(Figure content listings)
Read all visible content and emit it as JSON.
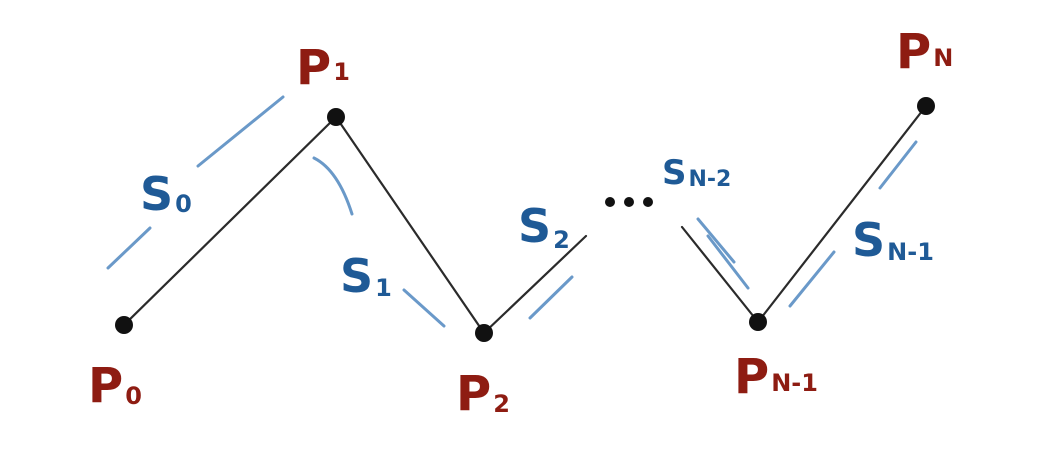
{
  "colors": {
    "background": "#ffffff",
    "polyline": "#2b2b2b",
    "vertex": "#111111",
    "point_label": "#8e1c12",
    "segment_label": "#1f5a96",
    "segment_stroke": "#5a8ec3"
  },
  "points": [
    {
      "base": "P",
      "sub": "0"
    },
    {
      "base": "P",
      "sub": "1"
    },
    {
      "base": "P",
      "sub": "2"
    },
    {
      "base": "P",
      "sub": "N-1"
    },
    {
      "base": "P",
      "sub": "N"
    }
  ],
  "segments": [
    {
      "base": "S",
      "sub": "0"
    },
    {
      "base": "S",
      "sub": "1"
    },
    {
      "base": "S",
      "sub": "2"
    },
    {
      "base": "S",
      "sub": "N-2"
    },
    {
      "base": "S",
      "sub": "N-1"
    }
  ],
  "ellipsis": "..."
}
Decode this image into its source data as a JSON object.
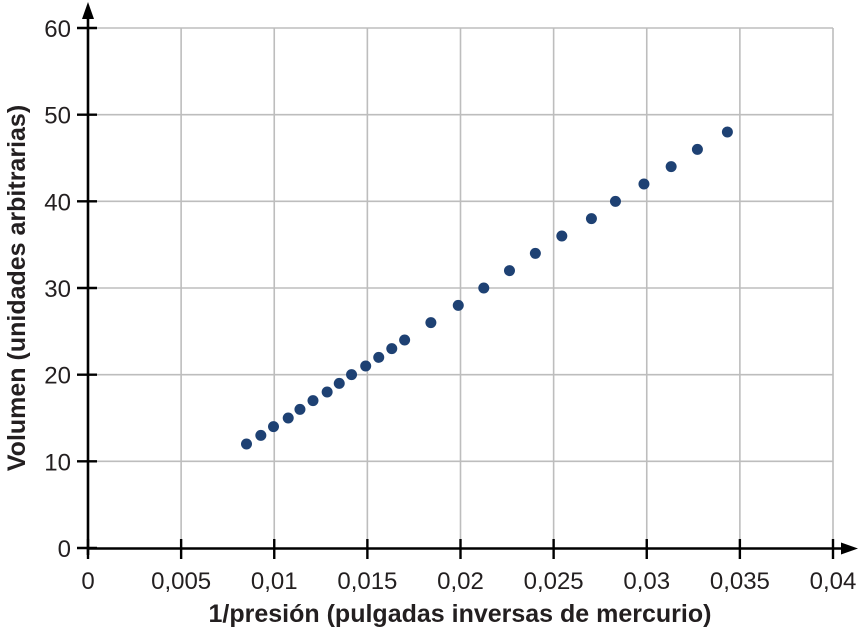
{
  "page": {
    "background": "#ffffff"
  },
  "chart_data": {
    "type": "scatter",
    "title": "",
    "xlabel": "1/presión (pulgadas inversas de mercurio)",
    "ylabel": "Volumen (unidades arbitrarias)",
    "xlim": [
      0,
      0.04
    ],
    "ylim": [
      0,
      60
    ],
    "grid": true,
    "legend_position": "none",
    "x_ticks": [
      {
        "value": 0,
        "label": "0"
      },
      {
        "value": 0.005,
        "label": "0,005"
      },
      {
        "value": 0.01,
        "label": "0,01"
      },
      {
        "value": 0.015,
        "label": "0,015"
      },
      {
        "value": 0.02,
        "label": "0,02"
      },
      {
        "value": 0.025,
        "label": "0,025"
      },
      {
        "value": 0.03,
        "label": "0,03"
      },
      {
        "value": 0.035,
        "label": "0,035"
      },
      {
        "value": 0.04,
        "label": "0,04"
      }
    ],
    "y_ticks": [
      {
        "value": 0,
        "label": "0"
      },
      {
        "value": 10,
        "label": "10"
      },
      {
        "value": 20,
        "label": "20"
      },
      {
        "value": 30,
        "label": "30"
      },
      {
        "value": 40,
        "label": "40"
      },
      {
        "value": 50,
        "label": "50"
      },
      {
        "value": 60,
        "label": "60"
      }
    ],
    "series": [
      {
        "name": "volumen-vs-inverso-de-presion",
        "marker": "circle",
        "marker_radius_px": 5.5,
        "color": "#1e4173",
        "points": [
          {
            "x": 0.00851,
            "y": 12
          },
          {
            "x": 0.00928,
            "y": 13
          },
          {
            "x": 0.00996,
            "y": 14
          },
          {
            "x": 0.01075,
            "y": 15
          },
          {
            "x": 0.01138,
            "y": 16
          },
          {
            "x": 0.01208,
            "y": 17
          },
          {
            "x": 0.01284,
            "y": 18
          },
          {
            "x": 0.01349,
            "y": 19
          },
          {
            "x": 0.01415,
            "y": 20
          },
          {
            "x": 0.01491,
            "y": 21
          },
          {
            "x": 0.01561,
            "y": 22
          },
          {
            "x": 0.01631,
            "y": 23
          },
          {
            "x": 0.017,
            "y": 24
          },
          {
            "x": 0.01841,
            "y": 26
          },
          {
            "x": 0.01988,
            "y": 28
          },
          {
            "x": 0.02125,
            "y": 30
          },
          {
            "x": 0.02263,
            "y": 32
          },
          {
            "x": 0.02402,
            "y": 34
          },
          {
            "x": 0.02544,
            "y": 36
          },
          {
            "x": 0.02703,
            "y": 38
          },
          {
            "x": 0.02832,
            "y": 40
          },
          {
            "x": 0.02985,
            "y": 42
          },
          {
            "x": 0.03131,
            "y": 44
          },
          {
            "x": 0.03272,
            "y": 46
          },
          {
            "x": 0.03433,
            "y": 48
          }
        ]
      }
    ],
    "colors": {
      "point": "#1e4173",
      "grid": "#bdbdbd",
      "axis": "#000000",
      "text": "#231f20"
    }
  }
}
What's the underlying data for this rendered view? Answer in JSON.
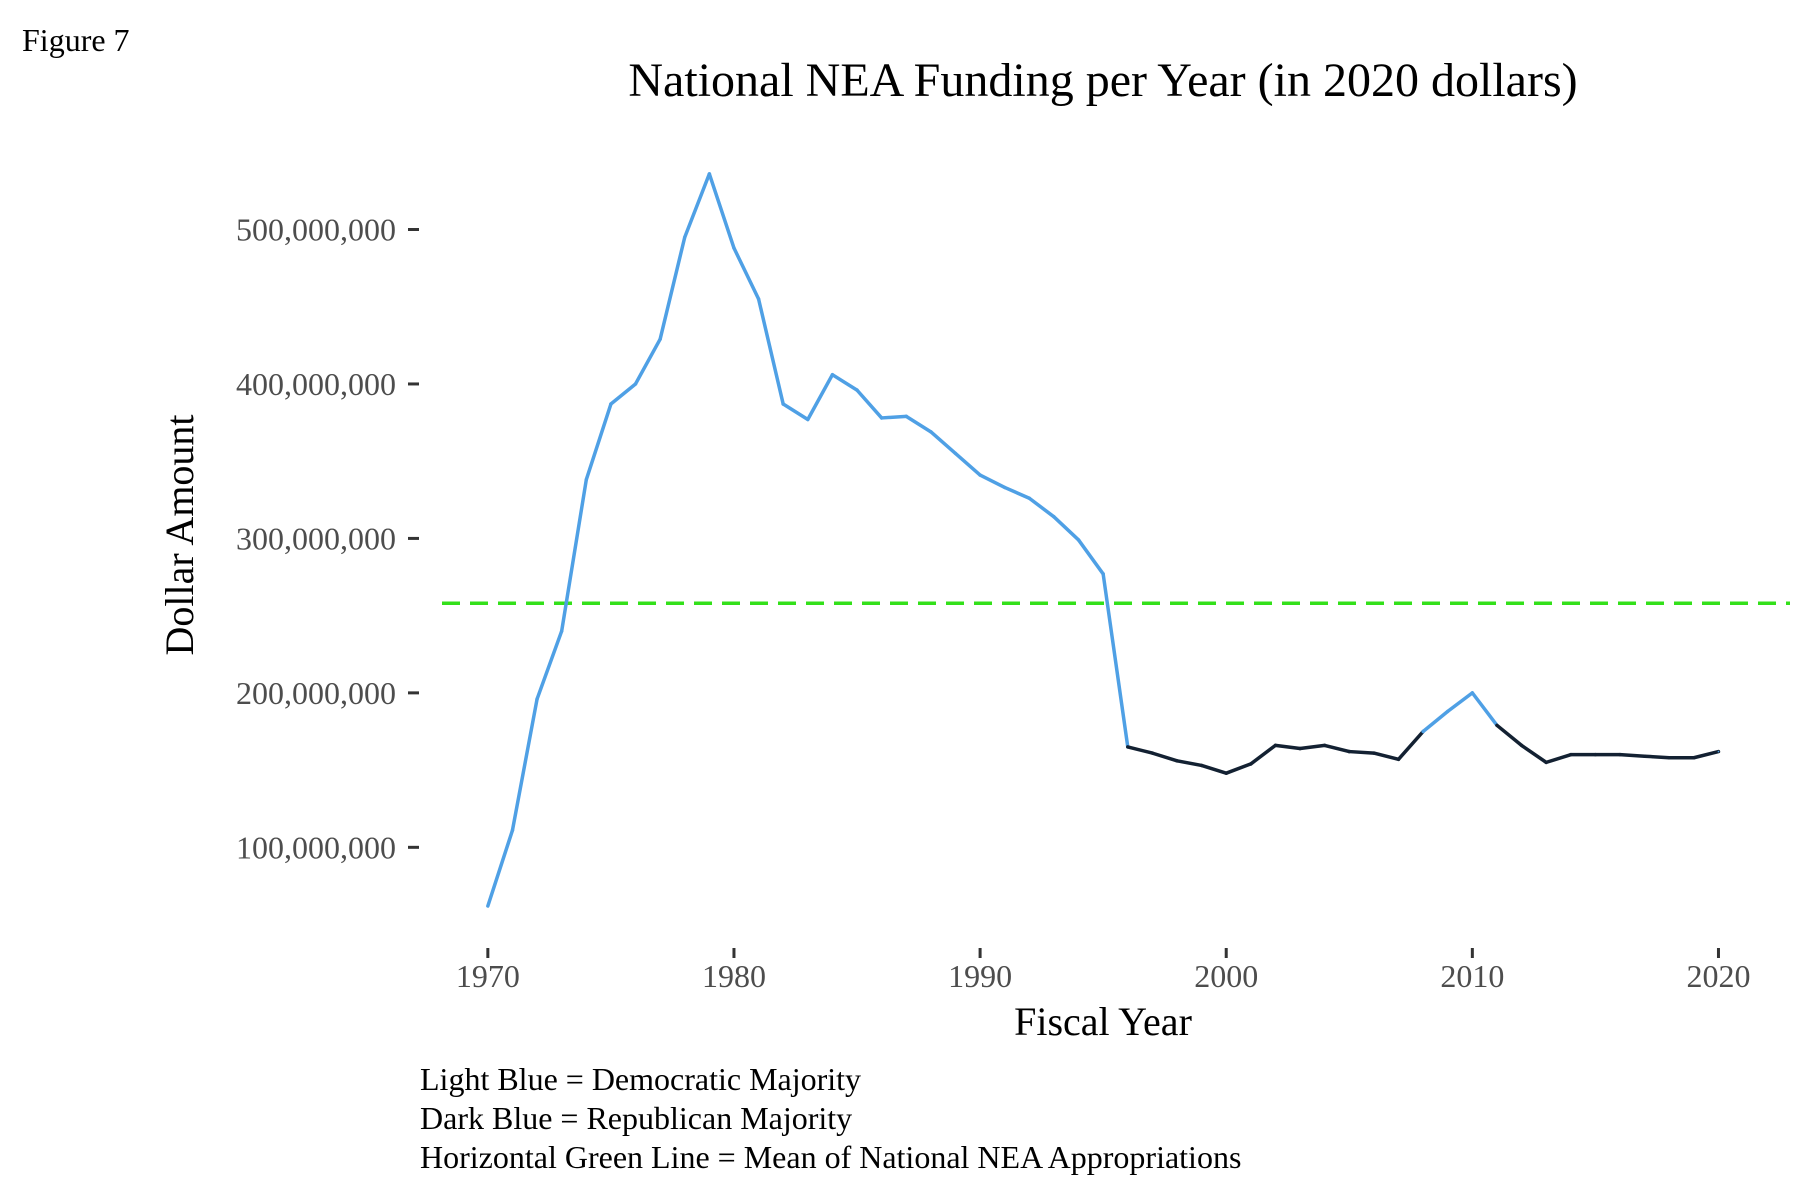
{
  "figure_label": "Figure 7",
  "notes": [
    "Light Blue = Democratic Majority",
    "Dark Blue = Republican Majority",
    "Horizontal Green Line = Mean of National NEA Appropriations"
  ],
  "chart_data": {
    "type": "line",
    "title": "National NEA Funding per Year (in 2020 dollars)",
    "xlabel": "Fiscal Year",
    "ylabel": "Dollar Amount",
    "xlim": [
      1968.3,
      2022.5
    ],
    "ylim": [
      40000000,
      545000000
    ],
    "x_ticks": [
      1970,
      1980,
      1990,
      2000,
      2010,
      2020
    ],
    "y_ticks": [
      100000000,
      200000000,
      300000000,
      400000000,
      500000000
    ],
    "y_tick_labels": [
      "100,000,000",
      "200,000,000",
      "300,000,000",
      "400,000,000",
      "500,000,000"
    ],
    "grid": false,
    "colors": {
      "democratic": "#4fa0e5",
      "republican": "#132132",
      "mean": "#33e01a",
      "tick_text": "#4d4d4d"
    },
    "mean_value": 258000000,
    "x": [
      1970,
      1971,
      1972,
      1973,
      1974,
      1975,
      1976,
      1977,
      1978,
      1979,
      1980,
      1981,
      1982,
      1983,
      1984,
      1985,
      1986,
      1987,
      1988,
      1989,
      1990,
      1991,
      1992,
      1993,
      1994,
      1995,
      1996,
      1997,
      1998,
      1999,
      2000,
      2001,
      2002,
      2003,
      2004,
      2005,
      2006,
      2007,
      2008,
      2009,
      2010,
      2011,
      2012,
      2013,
      2014,
      2015,
      2016,
      2017,
      2018,
      2019,
      2020
    ],
    "values": [
      62000000,
      111000000,
      196000000,
      240000000,
      338000000,
      387000000,
      400000000,
      429000000,
      495000000,
      536000000,
      488000000,
      455000000,
      387000000,
      377000000,
      406000000,
      396000000,
      378000000,
      379000000,
      369000000,
      355000000,
      341000000,
      333000000,
      326000000,
      314000000,
      299000000,
      277000000,
      165000000,
      161000000,
      156000000,
      153000000,
      148000000,
      154000000,
      166000000,
      164000000,
      166000000,
      162000000,
      161000000,
      157000000,
      175000000,
      188000000,
      200000000,
      179000000,
      166000000,
      155000000,
      160000000,
      160000000,
      160000000,
      159000000,
      158000000,
      158000000,
      162000000
    ],
    "majority": [
      "D",
      "D",
      "D",
      "D",
      "D",
      "D",
      "D",
      "D",
      "D",
      "D",
      "D",
      "D",
      "D",
      "D",
      "D",
      "D",
      "D",
      "D",
      "D",
      "D",
      "D",
      "D",
      "D",
      "D",
      "D",
      "D",
      "R",
      "R",
      "R",
      "R",
      "R",
      "R",
      "R",
      "R",
      "R",
      "R",
      "R",
      "R",
      "D",
      "D",
      "D",
      "R",
      "R",
      "R",
      "R",
      "R",
      "R",
      "R",
      "R",
      "R",
      "D"
    ]
  }
}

Task directions - Find the lines containing "Blue" and pull them out.

Written answer -
    "Light Blue = Democratic Majority",
    "Dark Blue = Republican Majority",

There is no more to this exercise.